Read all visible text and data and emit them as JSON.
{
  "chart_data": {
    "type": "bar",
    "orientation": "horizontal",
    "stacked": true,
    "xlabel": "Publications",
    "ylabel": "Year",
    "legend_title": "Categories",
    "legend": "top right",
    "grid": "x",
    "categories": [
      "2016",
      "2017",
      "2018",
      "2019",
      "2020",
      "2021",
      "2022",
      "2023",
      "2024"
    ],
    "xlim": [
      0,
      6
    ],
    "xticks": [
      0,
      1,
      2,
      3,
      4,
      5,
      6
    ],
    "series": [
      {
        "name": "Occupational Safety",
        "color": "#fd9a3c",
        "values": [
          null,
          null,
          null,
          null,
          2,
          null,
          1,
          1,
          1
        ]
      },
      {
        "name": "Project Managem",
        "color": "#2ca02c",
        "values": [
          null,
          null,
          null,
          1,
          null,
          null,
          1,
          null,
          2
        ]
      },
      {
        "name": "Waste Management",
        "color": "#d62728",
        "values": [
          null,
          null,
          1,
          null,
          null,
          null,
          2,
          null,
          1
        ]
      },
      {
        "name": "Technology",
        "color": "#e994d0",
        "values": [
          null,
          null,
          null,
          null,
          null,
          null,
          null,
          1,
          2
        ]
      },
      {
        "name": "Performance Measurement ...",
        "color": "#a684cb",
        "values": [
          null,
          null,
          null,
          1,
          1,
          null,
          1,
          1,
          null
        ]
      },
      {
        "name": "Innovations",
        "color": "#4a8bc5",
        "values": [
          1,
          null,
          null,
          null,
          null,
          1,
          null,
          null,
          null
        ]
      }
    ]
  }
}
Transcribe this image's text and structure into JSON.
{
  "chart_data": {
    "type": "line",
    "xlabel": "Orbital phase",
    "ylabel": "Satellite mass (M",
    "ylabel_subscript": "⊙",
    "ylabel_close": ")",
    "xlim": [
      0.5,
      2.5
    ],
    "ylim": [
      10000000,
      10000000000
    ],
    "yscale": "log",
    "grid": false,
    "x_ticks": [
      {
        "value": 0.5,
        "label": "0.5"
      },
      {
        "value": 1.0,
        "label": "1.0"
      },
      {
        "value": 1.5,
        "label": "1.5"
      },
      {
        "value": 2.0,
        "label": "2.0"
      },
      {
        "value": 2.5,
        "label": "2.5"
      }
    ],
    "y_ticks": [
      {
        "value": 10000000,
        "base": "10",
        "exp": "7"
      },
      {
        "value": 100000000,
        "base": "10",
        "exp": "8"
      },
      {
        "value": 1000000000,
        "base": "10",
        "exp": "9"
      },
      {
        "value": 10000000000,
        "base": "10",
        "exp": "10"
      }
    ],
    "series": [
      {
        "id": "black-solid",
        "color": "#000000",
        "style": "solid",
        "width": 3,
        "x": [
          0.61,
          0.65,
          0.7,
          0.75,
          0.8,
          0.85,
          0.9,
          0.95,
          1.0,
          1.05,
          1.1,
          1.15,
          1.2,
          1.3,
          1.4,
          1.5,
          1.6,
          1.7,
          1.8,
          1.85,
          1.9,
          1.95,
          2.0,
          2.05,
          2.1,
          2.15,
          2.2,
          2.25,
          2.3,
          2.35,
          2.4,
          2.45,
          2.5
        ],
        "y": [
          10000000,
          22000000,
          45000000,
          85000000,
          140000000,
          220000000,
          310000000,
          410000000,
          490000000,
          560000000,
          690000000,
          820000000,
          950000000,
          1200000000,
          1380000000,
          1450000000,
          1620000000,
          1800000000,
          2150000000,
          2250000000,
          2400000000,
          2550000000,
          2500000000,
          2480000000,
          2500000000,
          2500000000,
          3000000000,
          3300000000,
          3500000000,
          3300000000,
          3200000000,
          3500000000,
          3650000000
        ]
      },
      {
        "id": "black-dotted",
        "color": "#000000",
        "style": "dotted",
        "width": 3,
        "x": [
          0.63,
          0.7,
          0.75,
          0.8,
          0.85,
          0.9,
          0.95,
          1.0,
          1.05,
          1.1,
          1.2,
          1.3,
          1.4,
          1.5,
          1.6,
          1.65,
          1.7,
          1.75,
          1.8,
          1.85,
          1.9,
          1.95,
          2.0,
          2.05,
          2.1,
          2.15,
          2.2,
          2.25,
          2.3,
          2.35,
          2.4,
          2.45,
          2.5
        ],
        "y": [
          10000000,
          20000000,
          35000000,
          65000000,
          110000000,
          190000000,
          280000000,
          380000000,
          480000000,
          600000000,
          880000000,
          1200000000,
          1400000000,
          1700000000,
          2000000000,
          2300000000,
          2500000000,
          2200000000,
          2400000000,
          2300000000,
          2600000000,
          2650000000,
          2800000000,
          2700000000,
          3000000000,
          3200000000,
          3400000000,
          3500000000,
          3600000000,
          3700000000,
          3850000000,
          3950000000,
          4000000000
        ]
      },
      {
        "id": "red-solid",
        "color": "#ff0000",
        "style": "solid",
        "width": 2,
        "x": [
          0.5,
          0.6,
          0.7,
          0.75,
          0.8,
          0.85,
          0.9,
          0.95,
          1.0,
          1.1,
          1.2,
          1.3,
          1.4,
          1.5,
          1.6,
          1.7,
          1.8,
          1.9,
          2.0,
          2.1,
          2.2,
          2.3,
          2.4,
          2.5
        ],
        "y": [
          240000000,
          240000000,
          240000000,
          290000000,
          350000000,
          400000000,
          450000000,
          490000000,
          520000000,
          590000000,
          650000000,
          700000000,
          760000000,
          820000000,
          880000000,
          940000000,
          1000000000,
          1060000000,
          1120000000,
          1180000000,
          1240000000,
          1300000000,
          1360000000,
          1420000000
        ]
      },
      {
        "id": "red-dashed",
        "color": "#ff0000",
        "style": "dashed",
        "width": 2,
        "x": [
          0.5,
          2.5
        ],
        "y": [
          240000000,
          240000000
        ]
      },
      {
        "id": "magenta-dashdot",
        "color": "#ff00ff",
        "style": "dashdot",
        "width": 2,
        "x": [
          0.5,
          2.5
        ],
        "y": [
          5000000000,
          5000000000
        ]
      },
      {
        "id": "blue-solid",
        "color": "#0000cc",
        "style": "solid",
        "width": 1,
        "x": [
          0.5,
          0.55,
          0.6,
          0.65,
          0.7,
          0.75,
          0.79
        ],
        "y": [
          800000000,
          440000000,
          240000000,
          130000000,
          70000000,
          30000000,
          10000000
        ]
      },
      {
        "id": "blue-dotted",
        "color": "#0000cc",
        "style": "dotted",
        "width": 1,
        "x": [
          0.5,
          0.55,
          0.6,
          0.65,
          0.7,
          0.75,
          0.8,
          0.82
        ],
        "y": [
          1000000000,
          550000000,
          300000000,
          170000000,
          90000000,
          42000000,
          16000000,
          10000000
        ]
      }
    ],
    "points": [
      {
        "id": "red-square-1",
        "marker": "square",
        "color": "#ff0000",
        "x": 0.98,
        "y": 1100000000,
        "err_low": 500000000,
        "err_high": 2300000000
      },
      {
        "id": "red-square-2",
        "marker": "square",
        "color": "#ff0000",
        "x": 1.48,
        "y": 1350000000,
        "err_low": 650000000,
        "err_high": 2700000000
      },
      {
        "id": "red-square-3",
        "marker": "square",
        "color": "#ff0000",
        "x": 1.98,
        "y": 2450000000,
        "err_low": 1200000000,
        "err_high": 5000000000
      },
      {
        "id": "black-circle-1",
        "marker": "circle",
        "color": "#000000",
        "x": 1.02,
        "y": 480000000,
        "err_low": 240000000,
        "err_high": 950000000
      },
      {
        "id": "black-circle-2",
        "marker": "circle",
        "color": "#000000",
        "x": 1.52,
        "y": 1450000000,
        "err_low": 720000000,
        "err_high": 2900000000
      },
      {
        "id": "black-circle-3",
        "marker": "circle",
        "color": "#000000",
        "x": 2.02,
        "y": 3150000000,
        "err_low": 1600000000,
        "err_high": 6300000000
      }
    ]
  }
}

_ _ _

● WHAT YOU WILL DO: Note how many lines in the material hold the word "black", and give that number with nothing added.

● THE REPLY: 5